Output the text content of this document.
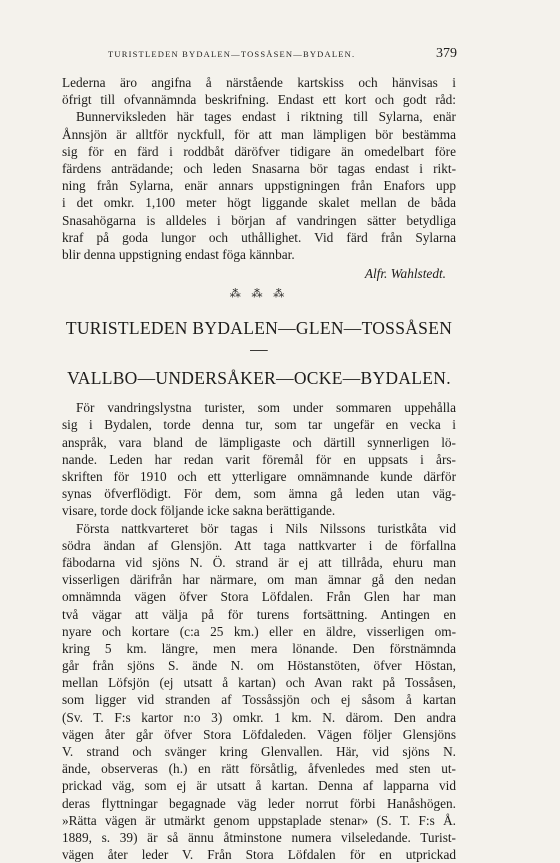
TURISTLEDEN BYDALEN—TOSSÅSEN—BYDALEN.	379
Lederna äro angifna å närstående kartskiss och hänvisas i
öfrigt till ofvannämnda beskrifning. Endast ett kort och godt råd:
Bunnerviksleden här tages endast i riktning till Sylarna, enär
Ånnsjön är alltför nyckfull, för att man lämpligen bör bestämma
sig för en färd i roddbåt däröfver tidigare än omedelbart före
färdens anträdande; och leden Snasarna bör tagas endast i rikt-
ning från Sylarna, enär annars uppstigningen från Enafors upp
i det omkr. 1,100 meter högt liggande skalet mellan de båda
Snasahögarna is alldeles i början af vandringen sätter betydliga
kraf på goda lungor och uthållighet. Vid färd från Sylarna
blir denna uppstigning endast föga kännbar.
Alfr. Wahlstedt.
⁂ ⁂ ⁂
TURISTLEDEN BYDALEN—GLEN—TOSSÅSEN—
VALLBO—UNDERSÅKER—OCKE—BYDALEN.
För vandringslystna turister, som under sommaren uppehålla
sig i Bydalen, torde denna tur, som tar ungefär en vecka i
anspråk, vara bland de lämpligaste och därtill synnerligen lö-
nande. Leden har redan varit föremål för en uppsats i års-
skriften för 1910 och ett ytterligare omnämnande kunde därför
synas öfverflödigt. För dem, som ämna gå leden utan väg-
visare, torde dock följande icke sakna berättigande.
Första nattkvarteret bör tagas i Nils Nilssons turistkåta vid
södra ändan af Glensjön. Att taga nattkvarter i de förfallna
fäbodarna vid sjöns N. Ö. strand är ej att tillråda, ehuru man
visserligen därifrån har närmare, om man ämnar gå den nedan
omnämnda vägen öfver Stora Löfdalen. Från Glen har man
två vägar att välja på för turens fortsättning. Antingen en
nyare och kortare (c:a 25 km.) eller en äldre, visserligen om-
kring 5 km. längre, men mera lönande. Den förstnämnda
går från sjöns S. ände N. om Höstanstöten, öfver Höstan,
mellan Löfsjön (ej utsatt å kartan) och Avan rakt på Tossåsen,
som ligger vid stranden af Tossåssjön och ej såsom å kartan
(Sv. T. F:s kartor n:o 3) omkr. 1 km. N. därom. Den andra
vägen åter går öfver Stora Löfdaleden. Vägen följer Glensjöns
V. strand och svänger kring Glenvallen. Här, vid sjöns N.
ände, observeras (h.) en rätt försåtlig, åfvenledes med sten ut-
prickad väg, som ej är utsatt å kartan. Denna af lapparna vid
deras flyttningar begagnade väg leder norrut förbi Hanåshögen.
»Rätta vägen är utmärkt genom uppstaplade stenar» (S. T. F:s Å.
1889, s. 39) är så ännu åtminstone numera vilseledande. Turist-
vägen åter leder V. Från Stora Löfdalen för en utprickad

++++++++

Your task is to say how many lines in the entries above contain the word "Sylarna". Please write only the number.

3